Collected data

--------

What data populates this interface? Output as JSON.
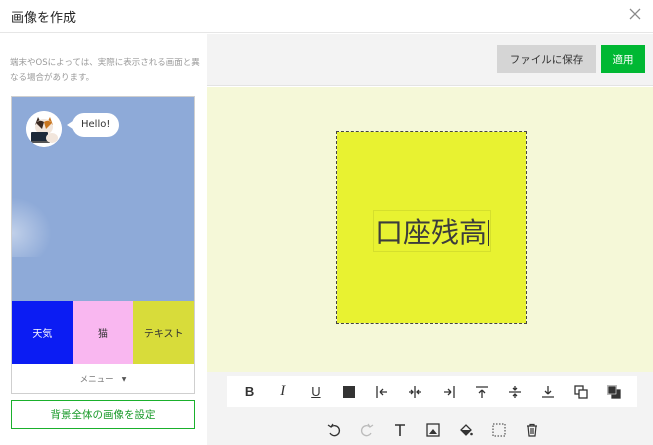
{
  "dialog": {
    "title": "画像を作成"
  },
  "preview": {
    "note": "端末やOSによっては、実際に表示される画面と異なる場合があります。",
    "bubble_text": "Hello!",
    "richmenu": [
      {
        "label": "天気",
        "color": "#0b1cf3"
      },
      {
        "label": "猫",
        "color": "#f9b7f0"
      },
      {
        "label": "テキスト",
        "color": "#d8dc3a"
      }
    ],
    "menu_label": "メニュー"
  },
  "buttons": {
    "set_background": "背景全体の画像を設定",
    "save_file": "ファイルに保存",
    "apply": "適用"
  },
  "canvas": {
    "background": "#f5f8d8",
    "tile_color": "#e8f231",
    "tile_text": "口座残高"
  },
  "toolbar": {
    "row1": [
      "bold-icon",
      "italic-icon",
      "underline-icon",
      "text-color-icon",
      "align-left-icon",
      "align-center-h-icon",
      "align-right-icon",
      "align-top-icon",
      "align-middle-v-icon",
      "align-bottom-icon",
      "bring-forward-icon",
      "send-backward-icon"
    ],
    "row2": [
      "undo-icon",
      "redo-icon",
      "add-text-icon",
      "add-image-icon",
      "fill-color-icon",
      "transparency-icon",
      "delete-icon"
    ]
  }
}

--------

Written instruction:
Give back all entries exactly. No pictures belong in the copy.

Answer below:
What data populates this interface? Output as JSON.
{
  "dialog": {
    "title": "画像を作成"
  },
  "preview": {
    "note": "端末やOSによっては、実際に表示される画面と異なる場合があります。",
    "bubble_text": "Hello!",
    "richmenu": [
      {
        "label": "天気",
        "color": "#0b1cf3"
      },
      {
        "label": "猫",
        "color": "#f9b7f0"
      },
      {
        "label": "テキスト",
        "color": "#d8dc3a"
      }
    ],
    "menu_label": "メニュー"
  },
  "buttons": {
    "set_background": "背景全体の画像を設定",
    "save_file": "ファイルに保存",
    "apply": "適用"
  },
  "canvas": {
    "background": "#f5f8d8",
    "tile_color": "#e8f231",
    "tile_text": "口座残高"
  },
  "toolbar": {
    "row1": [
      "bold-icon",
      "italic-icon",
      "underline-icon",
      "text-color-icon",
      "align-left-icon",
      "align-center-h-icon",
      "align-right-icon",
      "align-top-icon",
      "align-middle-v-icon",
      "align-bottom-icon",
      "bring-forward-icon",
      "send-backward-icon"
    ],
    "row2": [
      "undo-icon",
      "redo-icon",
      "add-text-icon",
      "add-image-icon",
      "fill-color-icon",
      "transparency-icon",
      "delete-icon"
    ]
  }
}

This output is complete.